OBJECTIVE: Note each line of the listing that contains the string "UNODC", and copy it.

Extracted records
- - - - - - -

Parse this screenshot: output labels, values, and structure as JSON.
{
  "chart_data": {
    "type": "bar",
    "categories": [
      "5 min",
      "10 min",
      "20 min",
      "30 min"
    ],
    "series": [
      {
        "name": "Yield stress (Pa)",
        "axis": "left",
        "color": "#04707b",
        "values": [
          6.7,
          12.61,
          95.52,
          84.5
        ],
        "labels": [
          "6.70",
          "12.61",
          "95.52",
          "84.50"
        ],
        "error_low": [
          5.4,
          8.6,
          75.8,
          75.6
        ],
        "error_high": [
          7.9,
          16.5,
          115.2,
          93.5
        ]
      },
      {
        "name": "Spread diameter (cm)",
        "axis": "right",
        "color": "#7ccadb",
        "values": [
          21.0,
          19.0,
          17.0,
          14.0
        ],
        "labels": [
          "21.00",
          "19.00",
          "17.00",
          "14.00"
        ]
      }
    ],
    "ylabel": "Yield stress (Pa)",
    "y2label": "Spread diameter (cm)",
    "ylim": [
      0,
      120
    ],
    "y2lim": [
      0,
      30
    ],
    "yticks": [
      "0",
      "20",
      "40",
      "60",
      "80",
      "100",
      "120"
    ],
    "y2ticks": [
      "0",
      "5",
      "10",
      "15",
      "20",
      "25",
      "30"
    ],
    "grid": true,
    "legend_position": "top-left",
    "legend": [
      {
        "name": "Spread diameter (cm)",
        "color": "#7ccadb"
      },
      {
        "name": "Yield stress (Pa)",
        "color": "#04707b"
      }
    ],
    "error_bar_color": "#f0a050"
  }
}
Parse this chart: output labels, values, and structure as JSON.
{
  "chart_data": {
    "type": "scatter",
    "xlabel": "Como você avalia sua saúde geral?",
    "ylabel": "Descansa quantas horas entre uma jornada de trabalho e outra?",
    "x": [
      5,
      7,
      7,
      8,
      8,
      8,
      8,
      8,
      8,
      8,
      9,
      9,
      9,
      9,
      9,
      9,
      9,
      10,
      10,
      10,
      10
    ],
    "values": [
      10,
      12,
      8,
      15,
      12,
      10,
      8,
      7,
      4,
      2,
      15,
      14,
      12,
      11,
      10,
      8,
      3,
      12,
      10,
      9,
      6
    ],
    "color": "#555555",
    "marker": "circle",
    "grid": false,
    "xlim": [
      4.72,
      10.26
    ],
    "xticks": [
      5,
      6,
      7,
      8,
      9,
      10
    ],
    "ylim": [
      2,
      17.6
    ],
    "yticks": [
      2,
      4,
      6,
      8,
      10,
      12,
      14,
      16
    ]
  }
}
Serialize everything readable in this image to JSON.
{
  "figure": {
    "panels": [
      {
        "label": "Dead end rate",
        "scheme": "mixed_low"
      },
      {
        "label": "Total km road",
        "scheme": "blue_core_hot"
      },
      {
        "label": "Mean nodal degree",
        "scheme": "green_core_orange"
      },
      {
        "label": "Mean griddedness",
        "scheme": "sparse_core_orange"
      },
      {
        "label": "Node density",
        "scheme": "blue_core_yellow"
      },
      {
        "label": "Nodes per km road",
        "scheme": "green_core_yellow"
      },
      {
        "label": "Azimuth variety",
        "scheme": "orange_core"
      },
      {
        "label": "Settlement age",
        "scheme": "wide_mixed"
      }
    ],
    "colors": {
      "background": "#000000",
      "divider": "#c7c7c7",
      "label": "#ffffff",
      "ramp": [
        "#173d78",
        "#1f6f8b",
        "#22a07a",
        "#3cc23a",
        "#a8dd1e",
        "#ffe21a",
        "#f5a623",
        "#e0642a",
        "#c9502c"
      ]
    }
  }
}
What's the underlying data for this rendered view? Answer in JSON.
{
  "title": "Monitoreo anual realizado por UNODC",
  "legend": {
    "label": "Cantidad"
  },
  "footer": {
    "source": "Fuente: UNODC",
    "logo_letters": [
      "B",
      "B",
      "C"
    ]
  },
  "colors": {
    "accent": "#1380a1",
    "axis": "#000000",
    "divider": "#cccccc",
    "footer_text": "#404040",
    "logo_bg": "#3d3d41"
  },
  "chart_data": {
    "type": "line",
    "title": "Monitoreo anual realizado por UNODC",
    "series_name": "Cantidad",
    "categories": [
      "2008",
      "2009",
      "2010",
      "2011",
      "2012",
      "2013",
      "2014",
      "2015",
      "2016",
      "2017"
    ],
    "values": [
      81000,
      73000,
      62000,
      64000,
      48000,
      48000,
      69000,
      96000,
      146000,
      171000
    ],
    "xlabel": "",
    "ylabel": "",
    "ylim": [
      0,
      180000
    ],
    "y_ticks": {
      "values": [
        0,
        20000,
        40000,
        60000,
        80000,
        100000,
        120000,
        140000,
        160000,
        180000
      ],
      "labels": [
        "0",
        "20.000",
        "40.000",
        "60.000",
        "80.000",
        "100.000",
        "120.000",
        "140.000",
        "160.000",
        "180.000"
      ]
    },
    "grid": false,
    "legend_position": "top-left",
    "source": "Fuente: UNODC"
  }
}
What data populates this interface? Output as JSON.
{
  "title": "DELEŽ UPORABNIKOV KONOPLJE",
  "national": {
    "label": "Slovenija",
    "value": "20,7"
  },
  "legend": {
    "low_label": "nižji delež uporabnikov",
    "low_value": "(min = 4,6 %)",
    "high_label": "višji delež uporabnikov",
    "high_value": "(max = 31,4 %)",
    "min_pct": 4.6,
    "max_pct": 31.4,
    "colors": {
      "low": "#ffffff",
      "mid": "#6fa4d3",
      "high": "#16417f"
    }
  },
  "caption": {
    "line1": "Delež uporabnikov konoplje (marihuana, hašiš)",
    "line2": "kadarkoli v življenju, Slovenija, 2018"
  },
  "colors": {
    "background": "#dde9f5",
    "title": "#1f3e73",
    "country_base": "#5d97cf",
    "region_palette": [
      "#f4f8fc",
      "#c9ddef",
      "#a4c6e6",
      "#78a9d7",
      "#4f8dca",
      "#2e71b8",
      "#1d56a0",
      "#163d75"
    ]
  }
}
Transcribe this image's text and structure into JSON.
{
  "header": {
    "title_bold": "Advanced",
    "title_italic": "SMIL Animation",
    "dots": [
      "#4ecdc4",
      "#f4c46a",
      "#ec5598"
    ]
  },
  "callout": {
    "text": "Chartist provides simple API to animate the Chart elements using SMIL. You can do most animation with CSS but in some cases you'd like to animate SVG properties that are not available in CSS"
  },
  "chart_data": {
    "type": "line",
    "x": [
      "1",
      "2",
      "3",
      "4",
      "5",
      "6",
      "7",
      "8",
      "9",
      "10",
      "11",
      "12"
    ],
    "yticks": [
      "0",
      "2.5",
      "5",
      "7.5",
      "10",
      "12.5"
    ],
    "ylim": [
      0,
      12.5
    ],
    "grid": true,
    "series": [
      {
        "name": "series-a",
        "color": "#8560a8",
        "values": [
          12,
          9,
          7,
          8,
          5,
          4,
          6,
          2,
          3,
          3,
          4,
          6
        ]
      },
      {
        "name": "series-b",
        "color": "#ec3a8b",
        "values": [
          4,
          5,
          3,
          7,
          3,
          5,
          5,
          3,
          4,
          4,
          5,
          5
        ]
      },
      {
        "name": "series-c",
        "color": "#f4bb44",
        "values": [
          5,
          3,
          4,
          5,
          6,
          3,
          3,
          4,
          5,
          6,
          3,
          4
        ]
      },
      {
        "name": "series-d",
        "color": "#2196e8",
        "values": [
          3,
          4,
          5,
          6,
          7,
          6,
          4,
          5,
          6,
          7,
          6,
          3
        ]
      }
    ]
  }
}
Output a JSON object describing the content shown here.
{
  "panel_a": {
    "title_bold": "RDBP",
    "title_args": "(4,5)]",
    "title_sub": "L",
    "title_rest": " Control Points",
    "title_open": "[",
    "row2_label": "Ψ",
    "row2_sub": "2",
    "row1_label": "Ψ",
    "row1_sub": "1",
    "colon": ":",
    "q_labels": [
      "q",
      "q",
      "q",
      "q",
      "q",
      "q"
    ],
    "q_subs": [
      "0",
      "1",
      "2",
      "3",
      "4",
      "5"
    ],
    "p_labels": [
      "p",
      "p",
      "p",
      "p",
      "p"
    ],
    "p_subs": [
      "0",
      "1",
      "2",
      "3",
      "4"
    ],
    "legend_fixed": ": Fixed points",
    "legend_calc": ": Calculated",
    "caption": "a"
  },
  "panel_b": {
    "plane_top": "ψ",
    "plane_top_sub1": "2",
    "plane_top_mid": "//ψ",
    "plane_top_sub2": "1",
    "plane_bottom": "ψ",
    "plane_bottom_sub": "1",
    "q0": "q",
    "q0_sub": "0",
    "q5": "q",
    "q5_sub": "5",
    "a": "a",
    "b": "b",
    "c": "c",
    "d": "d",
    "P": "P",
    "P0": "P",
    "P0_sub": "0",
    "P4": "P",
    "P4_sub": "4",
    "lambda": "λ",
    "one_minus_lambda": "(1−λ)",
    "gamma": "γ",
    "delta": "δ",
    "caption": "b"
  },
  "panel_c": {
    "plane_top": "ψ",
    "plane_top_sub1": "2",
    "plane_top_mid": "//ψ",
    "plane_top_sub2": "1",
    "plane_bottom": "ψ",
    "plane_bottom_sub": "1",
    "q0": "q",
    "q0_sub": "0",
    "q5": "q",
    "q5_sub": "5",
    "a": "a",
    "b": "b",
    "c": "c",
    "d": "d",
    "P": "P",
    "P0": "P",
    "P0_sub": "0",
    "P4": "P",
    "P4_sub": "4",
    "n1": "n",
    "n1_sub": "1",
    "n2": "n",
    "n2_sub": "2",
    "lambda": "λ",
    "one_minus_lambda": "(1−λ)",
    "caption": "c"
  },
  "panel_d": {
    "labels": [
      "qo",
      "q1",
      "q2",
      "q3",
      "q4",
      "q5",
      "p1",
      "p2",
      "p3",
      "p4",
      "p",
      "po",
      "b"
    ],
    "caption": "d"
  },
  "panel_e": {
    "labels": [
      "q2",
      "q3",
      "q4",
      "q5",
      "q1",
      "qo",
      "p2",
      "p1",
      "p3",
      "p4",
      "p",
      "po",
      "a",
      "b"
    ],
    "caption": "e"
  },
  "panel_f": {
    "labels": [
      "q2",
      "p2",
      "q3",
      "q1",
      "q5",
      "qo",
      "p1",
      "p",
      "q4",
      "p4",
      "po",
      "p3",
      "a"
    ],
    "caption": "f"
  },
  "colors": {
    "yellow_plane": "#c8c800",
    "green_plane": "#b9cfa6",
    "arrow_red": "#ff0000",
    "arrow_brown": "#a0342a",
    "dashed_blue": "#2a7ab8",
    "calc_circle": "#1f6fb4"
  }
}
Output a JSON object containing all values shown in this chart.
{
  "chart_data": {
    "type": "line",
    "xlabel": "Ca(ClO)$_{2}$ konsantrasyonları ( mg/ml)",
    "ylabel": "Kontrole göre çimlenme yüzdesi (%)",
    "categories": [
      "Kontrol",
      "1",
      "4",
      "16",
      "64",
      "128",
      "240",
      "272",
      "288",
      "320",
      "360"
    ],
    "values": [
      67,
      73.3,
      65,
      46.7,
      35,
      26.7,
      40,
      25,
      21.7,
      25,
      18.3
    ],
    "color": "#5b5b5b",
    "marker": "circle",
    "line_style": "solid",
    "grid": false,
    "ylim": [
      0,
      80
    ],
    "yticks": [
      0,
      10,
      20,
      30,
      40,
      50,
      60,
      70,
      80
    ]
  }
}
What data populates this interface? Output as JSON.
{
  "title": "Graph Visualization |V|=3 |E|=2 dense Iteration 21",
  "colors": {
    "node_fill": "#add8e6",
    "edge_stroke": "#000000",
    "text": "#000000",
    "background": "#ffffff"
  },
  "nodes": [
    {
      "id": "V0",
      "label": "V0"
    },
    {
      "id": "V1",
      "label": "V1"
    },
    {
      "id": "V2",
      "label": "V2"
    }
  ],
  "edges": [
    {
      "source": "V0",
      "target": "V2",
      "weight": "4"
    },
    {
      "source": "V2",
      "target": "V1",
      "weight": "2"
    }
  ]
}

- - - - - - -

IN RESPONSE:
  "title": "Monitoreo anual realizado por UNODC",
    "source": "Fuente: UNODC",
    "title": "Monitoreo anual realizado por UNODC",
    "source": "Fuente: UNODC"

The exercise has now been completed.